Selected extract:
Yields on 30-year U.S. Treasury bonds plunge to biggest one-day drop in over three years, as investors steer away from stocks and other risky assets after President Donald Trump says a U.S.-China trade deal could benefit from waiting until after the 2020 presidential election. Read More...

U.S. 10-year Treasury bond yields sank Tuesday to their biggest one-day drop since Aug. 1, after President Donald Trump said a U.S.-China trade deal might not come until after the 2020 presidential election, sparking a rush into haven assets.

What are yields doing?

The yield on the 10-year Treasury note TMUBMUSD10Y, -6.00%  fell 12.7 basis points to 1.708%, its biggest one-day drop since Aug. 1, while the two-year Treasury yield TMUBMUSD02Y, -4.23%  shed 8.2 basis points to 1.532%, its largest single-day decline since Oct. 31, according to Dow Jones Market Data. The 30-year Treasury bond yield TMUBMUSD30Y, -4.58% sank 12.3 basis points to 2.160%, its biggest one-day plunge since June 27, 2016. Yields and debt prices move in opposite directions.

What’s driving the market?

Yields were pulled sharply lower after Trump, speaking in London, said he had no deadline for completing long-running U.S.-China trade talks. “In some ways, I think it’s better to wait until after the election if you want to know the truth. But I’m not going to say that, I just think that,” he said.

Commerce Secretary Wilbur Ross followed up Trump’s comments on Tuesday in a CNBC interview, saying that the president was under no “time pressure” to strike a deal with China and that another round of tariffs would be imposed on Chinese goods on Dec. 15 unless there was “some real reason to postpone them.”

Exercise data:
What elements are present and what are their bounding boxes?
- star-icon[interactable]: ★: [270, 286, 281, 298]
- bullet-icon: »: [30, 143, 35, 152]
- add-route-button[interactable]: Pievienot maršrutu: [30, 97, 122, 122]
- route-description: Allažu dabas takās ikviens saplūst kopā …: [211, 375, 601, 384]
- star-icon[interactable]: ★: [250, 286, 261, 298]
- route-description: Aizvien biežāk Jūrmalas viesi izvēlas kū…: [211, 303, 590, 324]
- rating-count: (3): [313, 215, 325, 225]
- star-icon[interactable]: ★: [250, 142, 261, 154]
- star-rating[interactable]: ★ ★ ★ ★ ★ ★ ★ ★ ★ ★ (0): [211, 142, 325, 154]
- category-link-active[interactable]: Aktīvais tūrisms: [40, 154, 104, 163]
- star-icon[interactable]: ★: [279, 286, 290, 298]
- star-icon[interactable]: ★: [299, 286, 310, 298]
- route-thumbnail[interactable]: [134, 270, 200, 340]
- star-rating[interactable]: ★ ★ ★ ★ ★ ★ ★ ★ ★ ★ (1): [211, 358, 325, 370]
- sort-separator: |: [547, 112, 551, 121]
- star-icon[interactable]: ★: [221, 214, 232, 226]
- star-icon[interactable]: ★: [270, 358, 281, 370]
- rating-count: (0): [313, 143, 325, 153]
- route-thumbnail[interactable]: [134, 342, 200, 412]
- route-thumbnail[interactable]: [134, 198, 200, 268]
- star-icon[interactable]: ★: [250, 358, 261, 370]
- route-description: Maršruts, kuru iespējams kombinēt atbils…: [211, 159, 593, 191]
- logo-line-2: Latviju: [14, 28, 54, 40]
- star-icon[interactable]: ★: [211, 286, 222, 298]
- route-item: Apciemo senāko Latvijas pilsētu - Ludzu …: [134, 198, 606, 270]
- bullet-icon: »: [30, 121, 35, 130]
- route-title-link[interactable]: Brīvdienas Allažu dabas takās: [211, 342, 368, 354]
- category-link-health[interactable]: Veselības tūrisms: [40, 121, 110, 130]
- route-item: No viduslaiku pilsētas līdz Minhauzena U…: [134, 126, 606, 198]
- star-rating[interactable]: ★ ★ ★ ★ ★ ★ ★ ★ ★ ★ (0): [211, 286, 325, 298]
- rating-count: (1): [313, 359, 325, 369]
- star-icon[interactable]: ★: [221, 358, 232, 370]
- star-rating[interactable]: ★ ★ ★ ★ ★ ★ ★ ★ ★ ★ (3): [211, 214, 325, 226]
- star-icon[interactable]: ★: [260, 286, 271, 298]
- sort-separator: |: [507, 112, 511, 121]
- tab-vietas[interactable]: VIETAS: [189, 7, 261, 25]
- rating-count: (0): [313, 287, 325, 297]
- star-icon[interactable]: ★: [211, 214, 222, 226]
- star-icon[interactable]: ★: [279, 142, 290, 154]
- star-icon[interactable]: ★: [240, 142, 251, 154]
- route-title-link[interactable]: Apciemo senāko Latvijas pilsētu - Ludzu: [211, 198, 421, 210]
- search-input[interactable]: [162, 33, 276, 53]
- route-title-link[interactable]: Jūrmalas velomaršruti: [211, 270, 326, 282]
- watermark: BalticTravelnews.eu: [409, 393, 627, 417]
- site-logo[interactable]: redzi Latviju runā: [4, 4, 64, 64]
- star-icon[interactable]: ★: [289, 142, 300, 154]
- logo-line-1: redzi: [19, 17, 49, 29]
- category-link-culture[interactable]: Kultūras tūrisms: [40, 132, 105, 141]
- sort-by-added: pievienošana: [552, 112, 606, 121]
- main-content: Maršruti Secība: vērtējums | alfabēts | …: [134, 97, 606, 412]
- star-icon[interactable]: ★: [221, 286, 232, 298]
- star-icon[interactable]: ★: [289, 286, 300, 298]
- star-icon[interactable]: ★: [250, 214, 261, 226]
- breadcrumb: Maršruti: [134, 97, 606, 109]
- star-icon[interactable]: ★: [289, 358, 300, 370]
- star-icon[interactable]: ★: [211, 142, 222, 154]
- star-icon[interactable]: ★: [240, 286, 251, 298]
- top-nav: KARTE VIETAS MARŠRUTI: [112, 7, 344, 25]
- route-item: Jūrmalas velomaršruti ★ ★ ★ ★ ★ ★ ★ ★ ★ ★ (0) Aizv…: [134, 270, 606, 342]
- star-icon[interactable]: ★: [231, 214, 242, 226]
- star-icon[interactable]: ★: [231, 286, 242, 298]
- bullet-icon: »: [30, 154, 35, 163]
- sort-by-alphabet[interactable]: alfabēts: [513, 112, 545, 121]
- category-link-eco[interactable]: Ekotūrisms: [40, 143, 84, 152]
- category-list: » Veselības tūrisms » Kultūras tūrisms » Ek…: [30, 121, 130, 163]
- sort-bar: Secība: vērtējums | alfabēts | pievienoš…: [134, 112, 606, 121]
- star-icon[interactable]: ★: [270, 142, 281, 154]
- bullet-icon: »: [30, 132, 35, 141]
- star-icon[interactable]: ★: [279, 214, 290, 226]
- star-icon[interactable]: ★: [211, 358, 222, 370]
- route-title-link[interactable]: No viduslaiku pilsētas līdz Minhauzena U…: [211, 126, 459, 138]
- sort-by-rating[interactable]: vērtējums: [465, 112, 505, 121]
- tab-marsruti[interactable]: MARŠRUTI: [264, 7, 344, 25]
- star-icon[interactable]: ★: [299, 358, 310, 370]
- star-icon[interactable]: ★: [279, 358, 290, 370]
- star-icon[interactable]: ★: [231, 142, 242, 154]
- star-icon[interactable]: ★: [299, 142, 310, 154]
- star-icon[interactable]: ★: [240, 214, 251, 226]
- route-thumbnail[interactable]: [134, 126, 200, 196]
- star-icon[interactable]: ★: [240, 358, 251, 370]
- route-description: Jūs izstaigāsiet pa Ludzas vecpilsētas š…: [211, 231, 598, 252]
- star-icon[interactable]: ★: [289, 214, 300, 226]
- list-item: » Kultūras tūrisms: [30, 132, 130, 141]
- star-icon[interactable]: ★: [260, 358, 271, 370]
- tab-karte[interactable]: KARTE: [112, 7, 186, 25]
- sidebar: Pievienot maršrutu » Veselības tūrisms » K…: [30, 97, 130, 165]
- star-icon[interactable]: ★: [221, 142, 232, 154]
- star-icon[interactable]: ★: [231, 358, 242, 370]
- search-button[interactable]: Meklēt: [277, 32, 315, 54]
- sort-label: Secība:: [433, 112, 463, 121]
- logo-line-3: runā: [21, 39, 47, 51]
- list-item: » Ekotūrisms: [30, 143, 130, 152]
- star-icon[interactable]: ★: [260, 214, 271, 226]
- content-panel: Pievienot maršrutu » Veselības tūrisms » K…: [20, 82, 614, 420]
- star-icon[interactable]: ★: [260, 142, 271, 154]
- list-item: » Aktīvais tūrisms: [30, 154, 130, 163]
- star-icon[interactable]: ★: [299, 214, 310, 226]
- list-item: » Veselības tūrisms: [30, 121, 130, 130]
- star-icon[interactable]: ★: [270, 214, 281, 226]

Exercise details: Repeat the Treasury yields article from "What are yields" to "in opposite directions.", swapping "Dow Jones Market Data" for "FactSet".

Written response:
What are yields doing?

The yield on the 10-year Treasury note TMUBMUSD10Y, -6.00%  fell 12.7 basis points to 1.708%, its biggest one-day drop since Aug. 1, while the two-year Treasury yield TMUBMUSD02Y, -4.23%  shed 8.2 basis points to 1.532%, its largest single-day decline since Oct. 31, according to FactSet. The 30-year Treasury bond yield TMUBMUSD30Y, -4.58% sank 12.3 basis points to 2.160%, its biggest one-day plunge since June 27, 2016. Yields and debt prices move in opposite directions.